* _STATED GOAL_
Report the total number of lines that include the string "Parental", without any other text.

* _PROVIDED RECORDS_
— BEGIN —
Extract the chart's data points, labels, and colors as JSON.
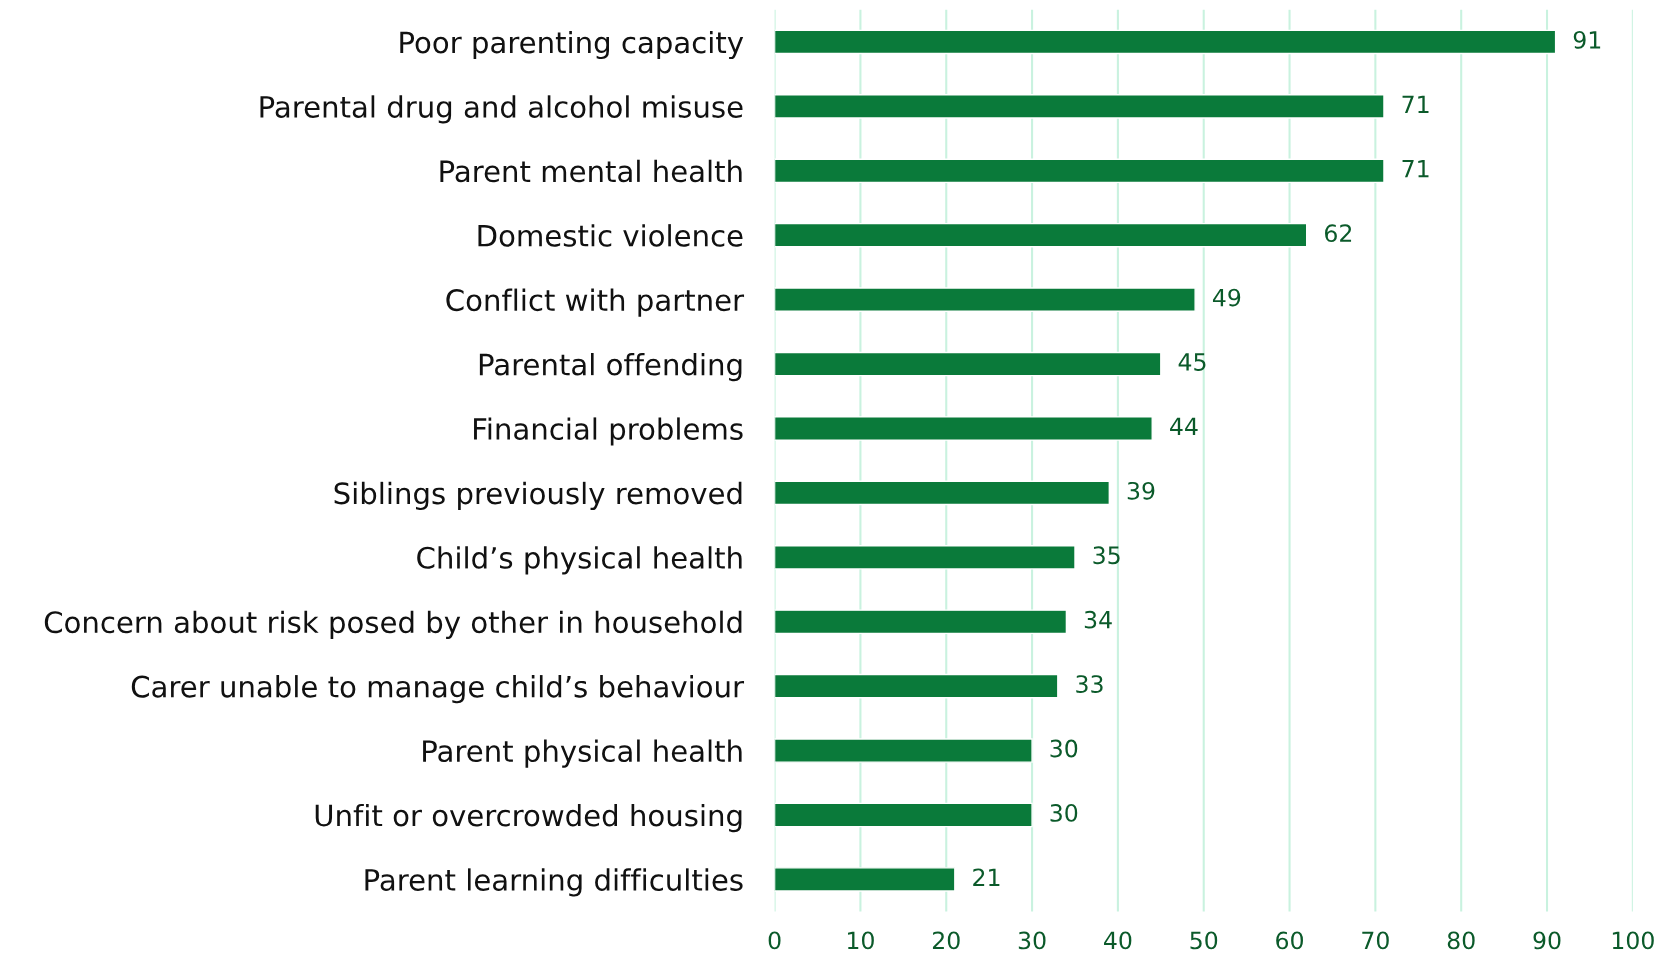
{
  "chart_data": {
    "type": "bar",
    "orientation": "horizontal",
    "categories": [
      "Poor parenting capacity",
      "Parental drug and alcohol misuse",
      "Parent mental health",
      "Domestic violence",
      "Conflict with partner",
      "Parental offending",
      "Financial problems",
      "Siblings previously removed",
      "Child’s physical health",
      "Concern about risk posed by other in household",
      "Carer unable to manage child’s behaviour",
      "Parent physical health",
      "Unfit or overcrowded housing",
      "Parent learning difficulties"
    ],
    "values": [
      91,
      71,
      71,
      62,
      49,
      45,
      44,
      39,
      35,
      34,
      33,
      30,
      30,
      21
    ],
    "color": "#0a7a3a",
    "xlim": [
      0,
      100
    ],
    "xticks": [
      0,
      10,
      20,
      30,
      40,
      50,
      60,
      70,
      80,
      90,
      100
    ],
    "grid": "x",
    "data_labels": true
  }
}
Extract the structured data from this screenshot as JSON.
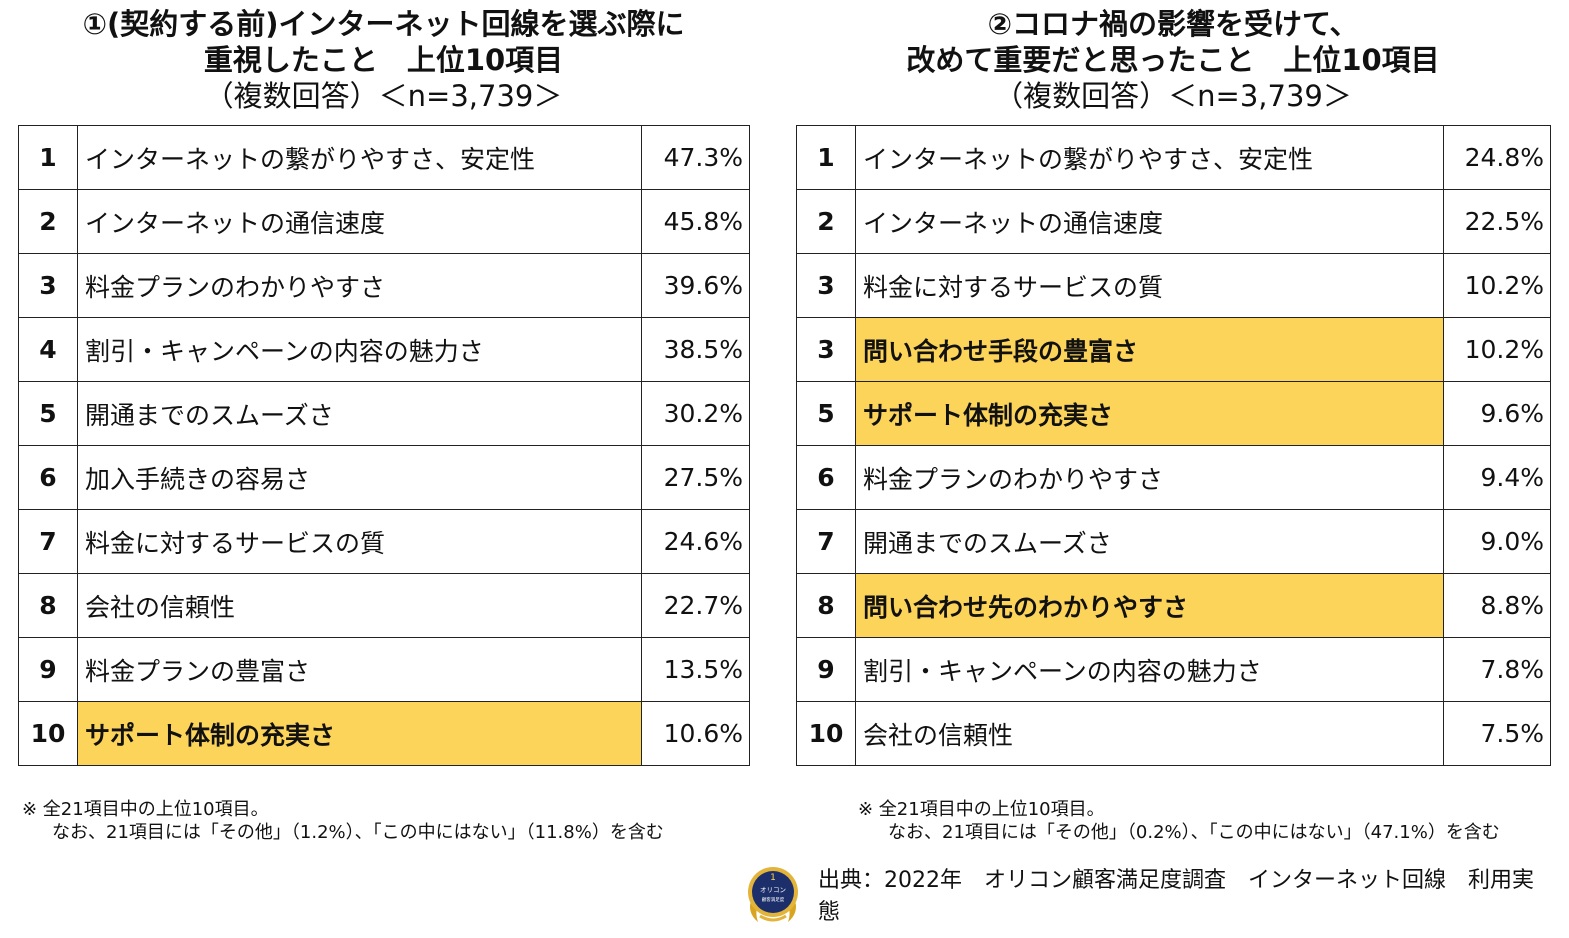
{
  "colors": {
    "highlight": "#fcd45a",
    "border": "#222222",
    "text": "#111111"
  },
  "chart_data": [
    {
      "type": "table",
      "title": "①(契約する前)インターネット回線を選ぶ際に",
      "title_line2": "重視したこと　上位10項目",
      "subtitle": "（複数回答）＜n=3,739＞",
      "rows": [
        {
          "rank": "1",
          "label": "インターネットの繋がりやすさ、安定性",
          "value": "47.3%",
          "highlight": false
        },
        {
          "rank": "2",
          "label": "インターネットの通信速度",
          "value": "45.8%",
          "highlight": false
        },
        {
          "rank": "3",
          "label": "料金プランのわかりやすさ",
          "value": "39.6%",
          "highlight": false
        },
        {
          "rank": "4",
          "label": "割引・キャンペーンの内容の魅力さ",
          "value": "38.5%",
          "highlight": false
        },
        {
          "rank": "5",
          "label": "開通までのスムーズさ",
          "value": "30.2%",
          "highlight": false
        },
        {
          "rank": "6",
          "label": "加入手続きの容易さ",
          "value": "27.5%",
          "highlight": false
        },
        {
          "rank": "7",
          "label": "料金に対するサービスの質",
          "value": "24.6%",
          "highlight": false
        },
        {
          "rank": "8",
          "label": "会社の信頼性",
          "value": "22.7%",
          "highlight": false
        },
        {
          "rank": "9",
          "label": "料金プランの豊富さ",
          "value": "13.5%",
          "highlight": false
        },
        {
          "rank": "10",
          "label": "サポート体制の充実さ",
          "value": "10.6%",
          "highlight": true
        }
      ],
      "note_line1": "※ 全21項目中の上位10項目。",
      "note_line2": "なお、21項目には「その他」（1.2%）、「この中にはない」（11.8%）を含む"
    },
    {
      "type": "table",
      "title": "②コロナ禍の影響を受けて、",
      "title_line2": "改めて重要だと思ったこと　上位10項目",
      "subtitle": "（複数回答）＜n=3,739＞",
      "rows": [
        {
          "rank": "1",
          "label": "インターネットの繋がりやすさ、安定性",
          "value": "24.8%",
          "highlight": false
        },
        {
          "rank": "2",
          "label": "インターネットの通信速度",
          "value": "22.5%",
          "highlight": false
        },
        {
          "rank": "3",
          "label": "料金に対するサービスの質",
          "value": "10.2%",
          "highlight": false
        },
        {
          "rank": "3",
          "label": "問い合わせ手段の豊富さ",
          "value": "10.2%",
          "highlight": true
        },
        {
          "rank": "5",
          "label": "サポート体制の充実さ",
          "value": "9.6%",
          "highlight": true
        },
        {
          "rank": "6",
          "label": "料金プランのわかりやすさ",
          "value": "9.4%",
          "highlight": false
        },
        {
          "rank": "7",
          "label": "開通までのスムーズさ",
          "value": "9.0%",
          "highlight": false
        },
        {
          "rank": "8",
          "label": "問い合わせ先のわかりやすさ",
          "value": "8.8%",
          "highlight": true
        },
        {
          "rank": "9",
          "label": "割引・キャンペーンの内容の魅力さ",
          "value": "7.8%",
          "highlight": false
        },
        {
          "rank": "10",
          "label": "会社の信頼性",
          "value": "7.5%",
          "highlight": false
        }
      ],
      "note_line1": "※ 全21項目中の上位10項目。",
      "note_line2": "なお、21項目には「その他」（0.2%）、「この中にはない」（47.1%）を含む"
    }
  ],
  "footer": {
    "source": "出典：2022年　オリコン顧客満足度調査　インターネット回線　利用実態",
    "logo_text": "オリコン 顧客満足度"
  }
}
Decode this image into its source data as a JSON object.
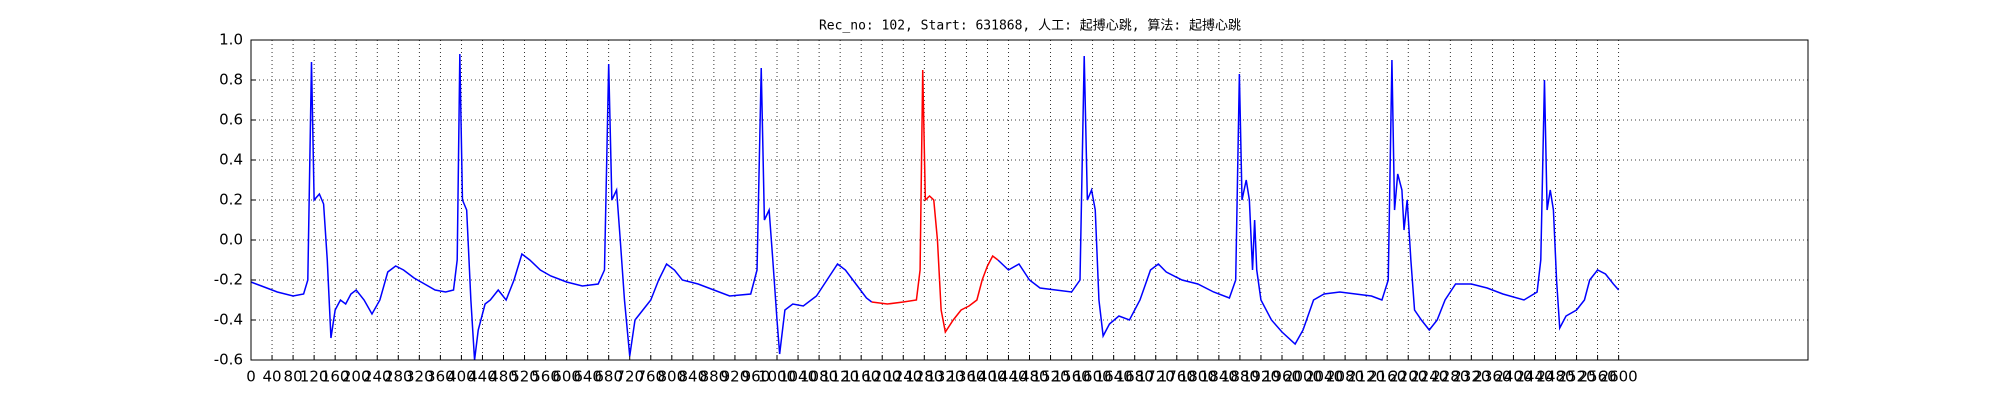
{
  "chart_data": {
    "type": "line",
    "title": "Rec_no: 102, Start: 631868, 人工: 起搏心跳, 算法: 起搏心跳",
    "series": [
      {
        "color": "#0000ff",
        "x": [
          0,
          20,
          50,
          80,
          100,
          108,
          115,
          120,
          130,
          138,
          145,
          152,
          160,
          170,
          180,
          190,
          200,
          215,
          230,
          245,
          260,
          275,
          290,
          310,
          330,
          350,
          370,
          385,
          392,
          397,
          402,
          410,
          418,
          425,
          432,
          445,
          455,
          470,
          485,
          500,
          515,
          530,
          550,
          570,
          600,
          630,
          660,
          672,
          680,
          686,
          695,
          702,
          710,
          720,
          730,
          745,
          760,
          775,
          790,
          805,
          820,
          850,
          880,
          910,
          950,
          962,
          970,
          976,
          985,
          992,
          1000,
          1005,
          1015,
          1030,
          1050,
          1075,
          1100,
          1115,
          1130,
          1150,
          1170,
          1180,
          1300,
          1420,
          1440,
          1460,
          1480,
          1500,
          1530,
          1560,
          1576,
          1584,
          1590,
          1598,
          1605,
          1612,
          1620,
          1632,
          1650,
          1670,
          1690,
          1710,
          1725,
          1740,
          1770,
          1800,
          1830,
          1860,
          1872,
          1879,
          1884,
          1892,
          1898,
          1904,
          1908,
          1912,
          1920,
          1940,
          1960,
          1985,
          2000,
          2020,
          2040,
          2070,
          2100,
          2130,
          2150,
          2162,
          2169,
          2174,
          2180,
          2188,
          2192,
          2198,
          2205,
          2212,
          2225,
          2240,
          2255,
          2270,
          2290,
          2320,
          2350,
          2380,
          2420,
          2445,
          2452,
          2459,
          2464,
          2470,
          2476,
          2482,
          2488,
          2500,
          2520,
          2535,
          2545,
          2560,
          2575,
          2590,
          2600
        ],
        "values": [
          -0.21,
          -0.23,
          -0.26,
          -0.28,
          -0.27,
          -0.2,
          0.89,
          0.2,
          0.23,
          0.18,
          -0.1,
          -0.49,
          -0.35,
          -0.3,
          -0.32,
          -0.27,
          -0.25,
          -0.3,
          -0.37,
          -0.3,
          -0.16,
          -0.13,
          -0.15,
          -0.19,
          -0.22,
          -0.25,
          -0.26,
          -0.25,
          -0.1,
          0.93,
          0.2,
          0.15,
          -0.3,
          -0.6,
          -0.45,
          -0.32,
          -0.3,
          -0.25,
          -0.3,
          -0.2,
          -0.07,
          -0.1,
          -0.15,
          -0.18,
          -0.21,
          -0.23,
          -0.22,
          -0.15,
          0.88,
          0.2,
          0.25,
          0.0,
          -0.3,
          -0.58,
          -0.4,
          -0.35,
          -0.3,
          -0.2,
          -0.12,
          -0.15,
          -0.2,
          -0.22,
          -0.25,
          -0.28,
          -0.27,
          -0.15,
          0.86,
          0.1,
          0.15,
          -0.1,
          -0.4,
          -0.57,
          -0.35,
          -0.32,
          -0.33,
          -0.28,
          -0.18,
          -0.12,
          -0.15,
          -0.22,
          -0.29,
          -0.31,
          null,
          -0.1,
          -0.15,
          -0.12,
          -0.2,
          -0.24,
          -0.25,
          -0.26,
          -0.2,
          0.92,
          0.2,
          0.25,
          0.15,
          -0.3,
          -0.48,
          -0.42,
          -0.38,
          -0.4,
          -0.3,
          -0.15,
          -0.12,
          -0.16,
          -0.2,
          -0.22,
          -0.26,
          -0.29,
          -0.2,
          0.83,
          0.2,
          0.3,
          0.2,
          -0.15,
          0.1,
          -0.15,
          -0.3,
          -0.4,
          -0.46,
          -0.52,
          -0.45,
          -0.3,
          -0.27,
          -0.26,
          -0.27,
          -0.28,
          -0.3,
          -0.2,
          0.9,
          0.15,
          0.33,
          0.25,
          0.05,
          0.2,
          -0.1,
          -0.35,
          -0.4,
          -0.45,
          -0.4,
          -0.3,
          -0.22,
          -0.22,
          -0.24,
          -0.27,
          -0.3,
          -0.26,
          -0.1,
          0.8,
          0.15,
          0.25,
          0.15,
          -0.2,
          -0.44,
          -0.38,
          -0.35,
          -0.3,
          -0.2,
          -0.15,
          -0.17,
          -0.22,
          -0.25
        ]
      },
      {
        "color": "#ff0000",
        "x": [
          1180,
          1210,
          1240,
          1265,
          1272,
          1277,
          1282,
          1290,
          1298,
          1305,
          1312,
          1320,
          1335,
          1350,
          1365,
          1380,
          1390,
          1400,
          1410,
          1420
        ],
        "values": [
          -0.31,
          -0.32,
          -0.31,
          -0.3,
          -0.15,
          0.85,
          0.2,
          0.22,
          0.2,
          0.0,
          -0.35,
          -0.46,
          -0.4,
          -0.35,
          -0.33,
          -0.3,
          -0.2,
          -0.13,
          -0.08,
          -0.1
        ]
      }
    ],
    "xlim": [
      0,
      2960
    ],
    "ylim": [
      -0.6,
      1.0
    ],
    "xticks": [
      0,
      40,
      80,
      120,
      160,
      200,
      240,
      280,
      320,
      360,
      400,
      440,
      480,
      520,
      560,
      600,
      640,
      680,
      720,
      760,
      800,
      840,
      880,
      920,
      960,
      1000,
      1040,
      1080,
      1120,
      1160,
      1200,
      1240,
      1280,
      1320,
      1360,
      1400,
      1440,
      1480,
      1520,
      1560,
      1600,
      1640,
      1680,
      1720,
      1760,
      1800,
      1840,
      1880,
      1920,
      1960,
      2000,
      2040,
      2080,
      2120,
      2160,
      2200,
      2240,
      2280,
      2320,
      2360,
      2400,
      2440,
      2480,
      2520,
      2560,
      2600
    ],
    "yticks": [
      -0.6,
      -0.4,
      -0.2,
      {
        "value": 0.0,
        "label": "0.0"
      },
      0.2,
      0.4,
      0.6,
      0.8,
      {
        "value": 1.0,
        "label": "1.0"
      }
    ],
    "grid": true
  }
}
— END —
* _RESULT_
2